··· Task inputs

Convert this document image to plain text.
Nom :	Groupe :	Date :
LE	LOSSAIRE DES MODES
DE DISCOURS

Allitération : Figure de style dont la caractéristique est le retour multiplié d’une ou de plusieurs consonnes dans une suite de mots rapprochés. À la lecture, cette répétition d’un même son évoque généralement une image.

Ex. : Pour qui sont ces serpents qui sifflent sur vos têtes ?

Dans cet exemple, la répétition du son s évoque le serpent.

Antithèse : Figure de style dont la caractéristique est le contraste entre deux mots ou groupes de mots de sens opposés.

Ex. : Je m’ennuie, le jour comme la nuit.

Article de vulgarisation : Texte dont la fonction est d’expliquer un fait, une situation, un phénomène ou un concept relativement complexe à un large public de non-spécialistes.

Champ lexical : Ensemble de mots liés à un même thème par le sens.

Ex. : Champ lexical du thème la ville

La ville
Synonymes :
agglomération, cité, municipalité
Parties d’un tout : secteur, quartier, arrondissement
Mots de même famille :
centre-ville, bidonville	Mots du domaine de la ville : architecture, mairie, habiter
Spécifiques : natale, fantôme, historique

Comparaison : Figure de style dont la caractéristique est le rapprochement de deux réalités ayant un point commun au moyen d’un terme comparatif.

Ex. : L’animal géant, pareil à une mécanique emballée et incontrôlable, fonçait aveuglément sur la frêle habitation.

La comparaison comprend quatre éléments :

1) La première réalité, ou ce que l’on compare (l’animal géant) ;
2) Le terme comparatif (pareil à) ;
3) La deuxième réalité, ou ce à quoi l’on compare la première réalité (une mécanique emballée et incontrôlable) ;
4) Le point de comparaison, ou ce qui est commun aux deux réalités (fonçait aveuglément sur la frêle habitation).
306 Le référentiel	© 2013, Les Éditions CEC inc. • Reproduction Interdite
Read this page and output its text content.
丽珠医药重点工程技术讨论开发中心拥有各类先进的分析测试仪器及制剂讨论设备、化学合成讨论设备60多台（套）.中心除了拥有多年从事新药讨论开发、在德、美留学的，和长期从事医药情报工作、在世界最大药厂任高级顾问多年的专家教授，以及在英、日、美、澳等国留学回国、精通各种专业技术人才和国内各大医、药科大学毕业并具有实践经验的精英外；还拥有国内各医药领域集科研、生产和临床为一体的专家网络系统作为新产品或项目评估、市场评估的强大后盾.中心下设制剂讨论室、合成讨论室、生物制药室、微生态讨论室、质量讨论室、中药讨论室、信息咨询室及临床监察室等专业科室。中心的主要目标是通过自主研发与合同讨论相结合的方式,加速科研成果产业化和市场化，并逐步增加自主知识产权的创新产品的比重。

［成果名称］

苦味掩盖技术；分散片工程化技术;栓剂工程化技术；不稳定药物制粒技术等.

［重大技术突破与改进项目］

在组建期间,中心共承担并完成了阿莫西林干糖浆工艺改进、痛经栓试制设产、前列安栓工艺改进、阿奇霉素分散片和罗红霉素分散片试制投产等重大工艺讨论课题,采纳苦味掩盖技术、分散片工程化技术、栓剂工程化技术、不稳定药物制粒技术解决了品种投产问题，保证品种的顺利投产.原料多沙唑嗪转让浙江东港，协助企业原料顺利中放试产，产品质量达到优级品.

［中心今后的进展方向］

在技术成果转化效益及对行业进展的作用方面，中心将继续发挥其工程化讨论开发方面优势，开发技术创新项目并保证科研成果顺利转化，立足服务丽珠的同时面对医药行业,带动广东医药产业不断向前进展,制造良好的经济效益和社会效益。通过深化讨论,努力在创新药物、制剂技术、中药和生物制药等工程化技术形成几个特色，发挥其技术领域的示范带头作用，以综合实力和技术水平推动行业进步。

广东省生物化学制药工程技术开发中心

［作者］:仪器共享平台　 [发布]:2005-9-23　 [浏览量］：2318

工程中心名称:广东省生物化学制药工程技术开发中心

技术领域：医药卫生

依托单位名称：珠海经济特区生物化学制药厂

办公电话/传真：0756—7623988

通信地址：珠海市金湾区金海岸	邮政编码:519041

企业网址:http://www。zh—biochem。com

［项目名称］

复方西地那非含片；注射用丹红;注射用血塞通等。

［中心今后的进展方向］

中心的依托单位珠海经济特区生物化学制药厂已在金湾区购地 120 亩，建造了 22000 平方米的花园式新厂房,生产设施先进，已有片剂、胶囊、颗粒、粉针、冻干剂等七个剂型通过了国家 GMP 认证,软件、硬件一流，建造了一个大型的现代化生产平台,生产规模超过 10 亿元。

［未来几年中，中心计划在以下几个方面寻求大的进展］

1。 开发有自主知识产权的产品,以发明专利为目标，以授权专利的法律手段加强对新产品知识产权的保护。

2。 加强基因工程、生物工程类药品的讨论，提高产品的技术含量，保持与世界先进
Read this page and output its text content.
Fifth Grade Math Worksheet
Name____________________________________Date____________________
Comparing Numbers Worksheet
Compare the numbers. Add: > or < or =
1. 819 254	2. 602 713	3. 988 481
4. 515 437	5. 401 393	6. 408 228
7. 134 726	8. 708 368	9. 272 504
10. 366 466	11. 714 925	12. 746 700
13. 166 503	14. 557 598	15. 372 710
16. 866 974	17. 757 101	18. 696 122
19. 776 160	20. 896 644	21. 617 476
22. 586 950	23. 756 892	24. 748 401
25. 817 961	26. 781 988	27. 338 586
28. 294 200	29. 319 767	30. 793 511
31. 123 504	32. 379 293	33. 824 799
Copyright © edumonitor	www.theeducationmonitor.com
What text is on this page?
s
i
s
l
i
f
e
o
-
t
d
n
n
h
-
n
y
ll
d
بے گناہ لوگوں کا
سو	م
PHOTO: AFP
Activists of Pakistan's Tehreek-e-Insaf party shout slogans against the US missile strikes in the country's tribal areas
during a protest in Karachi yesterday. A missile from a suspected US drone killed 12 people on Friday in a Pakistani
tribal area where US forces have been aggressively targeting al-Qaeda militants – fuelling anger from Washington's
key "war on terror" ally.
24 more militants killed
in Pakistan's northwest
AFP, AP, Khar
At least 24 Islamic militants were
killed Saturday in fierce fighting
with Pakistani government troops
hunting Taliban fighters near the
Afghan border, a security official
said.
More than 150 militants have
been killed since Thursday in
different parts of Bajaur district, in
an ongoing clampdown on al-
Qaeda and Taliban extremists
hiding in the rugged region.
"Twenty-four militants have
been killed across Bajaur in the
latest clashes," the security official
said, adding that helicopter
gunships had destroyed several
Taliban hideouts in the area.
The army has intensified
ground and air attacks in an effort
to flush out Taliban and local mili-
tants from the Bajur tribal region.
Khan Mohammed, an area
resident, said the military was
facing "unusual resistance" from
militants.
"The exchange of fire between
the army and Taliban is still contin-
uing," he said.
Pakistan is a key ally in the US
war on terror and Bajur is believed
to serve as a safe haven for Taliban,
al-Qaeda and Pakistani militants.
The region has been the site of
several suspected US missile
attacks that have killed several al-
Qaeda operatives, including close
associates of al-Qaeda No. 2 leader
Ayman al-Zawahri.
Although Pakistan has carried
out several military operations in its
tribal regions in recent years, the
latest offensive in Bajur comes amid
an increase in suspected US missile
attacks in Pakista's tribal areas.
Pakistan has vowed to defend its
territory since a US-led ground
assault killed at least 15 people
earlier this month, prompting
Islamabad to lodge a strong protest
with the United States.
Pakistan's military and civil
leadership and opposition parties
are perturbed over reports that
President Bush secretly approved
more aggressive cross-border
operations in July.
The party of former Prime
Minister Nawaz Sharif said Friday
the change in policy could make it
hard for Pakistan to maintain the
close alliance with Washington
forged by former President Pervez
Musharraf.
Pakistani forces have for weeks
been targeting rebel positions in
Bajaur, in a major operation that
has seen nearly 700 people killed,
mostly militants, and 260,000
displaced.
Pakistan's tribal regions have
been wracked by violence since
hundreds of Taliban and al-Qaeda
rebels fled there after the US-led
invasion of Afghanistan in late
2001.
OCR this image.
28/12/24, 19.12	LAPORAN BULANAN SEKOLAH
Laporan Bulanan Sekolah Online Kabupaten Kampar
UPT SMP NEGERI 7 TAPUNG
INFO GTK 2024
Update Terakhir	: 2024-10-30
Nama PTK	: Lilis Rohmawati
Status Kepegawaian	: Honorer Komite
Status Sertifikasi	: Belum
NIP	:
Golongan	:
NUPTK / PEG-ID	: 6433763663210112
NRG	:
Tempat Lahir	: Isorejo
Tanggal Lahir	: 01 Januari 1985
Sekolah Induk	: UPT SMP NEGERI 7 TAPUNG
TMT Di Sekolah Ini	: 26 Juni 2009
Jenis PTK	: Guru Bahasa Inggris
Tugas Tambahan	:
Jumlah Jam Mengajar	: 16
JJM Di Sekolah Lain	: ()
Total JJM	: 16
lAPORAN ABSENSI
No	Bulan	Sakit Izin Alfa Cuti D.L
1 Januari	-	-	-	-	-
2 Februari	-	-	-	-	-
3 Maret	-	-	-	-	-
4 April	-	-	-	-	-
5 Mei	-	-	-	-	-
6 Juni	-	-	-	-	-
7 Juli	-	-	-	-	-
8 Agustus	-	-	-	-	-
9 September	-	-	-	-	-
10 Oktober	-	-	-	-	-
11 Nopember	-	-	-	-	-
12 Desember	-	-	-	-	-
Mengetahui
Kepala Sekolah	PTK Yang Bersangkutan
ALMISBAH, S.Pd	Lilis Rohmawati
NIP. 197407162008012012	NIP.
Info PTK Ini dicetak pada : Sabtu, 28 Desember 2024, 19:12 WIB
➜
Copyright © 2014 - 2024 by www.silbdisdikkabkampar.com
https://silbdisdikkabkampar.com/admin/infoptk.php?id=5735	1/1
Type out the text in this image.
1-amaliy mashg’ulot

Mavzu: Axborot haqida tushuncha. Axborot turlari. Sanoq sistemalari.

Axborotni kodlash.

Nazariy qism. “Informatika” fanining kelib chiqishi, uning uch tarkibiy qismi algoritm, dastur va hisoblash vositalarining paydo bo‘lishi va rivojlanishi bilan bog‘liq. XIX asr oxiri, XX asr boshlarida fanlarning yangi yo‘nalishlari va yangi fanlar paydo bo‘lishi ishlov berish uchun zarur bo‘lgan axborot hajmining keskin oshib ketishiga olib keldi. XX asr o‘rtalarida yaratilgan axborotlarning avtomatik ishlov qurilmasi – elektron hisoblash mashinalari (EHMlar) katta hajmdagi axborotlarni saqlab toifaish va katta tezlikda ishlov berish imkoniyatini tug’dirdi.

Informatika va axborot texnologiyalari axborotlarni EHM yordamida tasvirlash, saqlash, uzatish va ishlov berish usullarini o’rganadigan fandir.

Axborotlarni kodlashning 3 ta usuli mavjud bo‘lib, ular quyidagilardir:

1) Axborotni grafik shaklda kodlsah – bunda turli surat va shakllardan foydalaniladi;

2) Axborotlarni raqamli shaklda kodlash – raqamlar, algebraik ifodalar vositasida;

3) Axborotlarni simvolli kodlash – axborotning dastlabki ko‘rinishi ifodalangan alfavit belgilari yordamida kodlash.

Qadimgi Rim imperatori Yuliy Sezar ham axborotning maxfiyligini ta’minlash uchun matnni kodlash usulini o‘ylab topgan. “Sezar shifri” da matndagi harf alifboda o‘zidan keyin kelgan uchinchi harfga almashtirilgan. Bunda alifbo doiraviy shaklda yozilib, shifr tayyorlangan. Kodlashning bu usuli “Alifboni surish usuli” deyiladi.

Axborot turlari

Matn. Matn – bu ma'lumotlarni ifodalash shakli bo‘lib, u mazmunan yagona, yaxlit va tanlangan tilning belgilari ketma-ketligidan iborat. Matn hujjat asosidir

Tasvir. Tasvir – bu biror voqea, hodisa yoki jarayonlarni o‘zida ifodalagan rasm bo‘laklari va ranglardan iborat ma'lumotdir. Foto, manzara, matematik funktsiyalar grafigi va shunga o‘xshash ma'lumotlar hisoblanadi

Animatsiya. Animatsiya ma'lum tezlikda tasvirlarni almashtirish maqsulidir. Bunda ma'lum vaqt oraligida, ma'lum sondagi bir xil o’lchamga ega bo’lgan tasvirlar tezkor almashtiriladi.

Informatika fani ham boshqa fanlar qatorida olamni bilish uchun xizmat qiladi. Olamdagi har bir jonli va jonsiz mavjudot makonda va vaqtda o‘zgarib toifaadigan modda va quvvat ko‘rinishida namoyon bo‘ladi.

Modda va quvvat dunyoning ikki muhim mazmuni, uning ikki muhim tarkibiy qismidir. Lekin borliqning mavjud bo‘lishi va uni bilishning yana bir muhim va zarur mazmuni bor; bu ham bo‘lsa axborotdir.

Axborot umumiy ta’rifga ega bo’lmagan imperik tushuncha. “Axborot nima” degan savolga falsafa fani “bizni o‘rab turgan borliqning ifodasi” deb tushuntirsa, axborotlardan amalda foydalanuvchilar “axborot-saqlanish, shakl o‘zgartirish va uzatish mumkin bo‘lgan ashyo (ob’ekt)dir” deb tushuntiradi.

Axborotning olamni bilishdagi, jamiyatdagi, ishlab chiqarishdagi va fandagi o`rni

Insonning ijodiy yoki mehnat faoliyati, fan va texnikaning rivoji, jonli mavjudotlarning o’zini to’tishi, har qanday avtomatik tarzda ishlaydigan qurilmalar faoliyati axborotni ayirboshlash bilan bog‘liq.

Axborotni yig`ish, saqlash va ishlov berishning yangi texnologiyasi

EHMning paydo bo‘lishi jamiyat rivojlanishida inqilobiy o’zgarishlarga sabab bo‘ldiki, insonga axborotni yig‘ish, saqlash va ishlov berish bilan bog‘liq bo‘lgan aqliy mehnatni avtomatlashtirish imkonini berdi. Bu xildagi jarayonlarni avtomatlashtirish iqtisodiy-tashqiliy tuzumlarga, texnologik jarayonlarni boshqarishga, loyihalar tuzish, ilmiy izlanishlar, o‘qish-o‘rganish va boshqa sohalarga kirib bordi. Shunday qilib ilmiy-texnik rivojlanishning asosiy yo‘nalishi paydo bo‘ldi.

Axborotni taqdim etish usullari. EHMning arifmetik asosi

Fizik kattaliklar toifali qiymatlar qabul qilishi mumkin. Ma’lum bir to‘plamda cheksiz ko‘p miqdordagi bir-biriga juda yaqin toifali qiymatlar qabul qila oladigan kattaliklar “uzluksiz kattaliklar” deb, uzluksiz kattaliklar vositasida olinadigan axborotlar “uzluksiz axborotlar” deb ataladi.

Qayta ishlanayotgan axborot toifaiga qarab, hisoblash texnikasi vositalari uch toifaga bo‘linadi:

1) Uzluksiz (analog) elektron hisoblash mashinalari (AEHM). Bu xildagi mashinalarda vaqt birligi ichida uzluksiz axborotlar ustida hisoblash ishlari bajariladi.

······

Count each line of the entries that holds the word "military", then state the total and nothing more.

3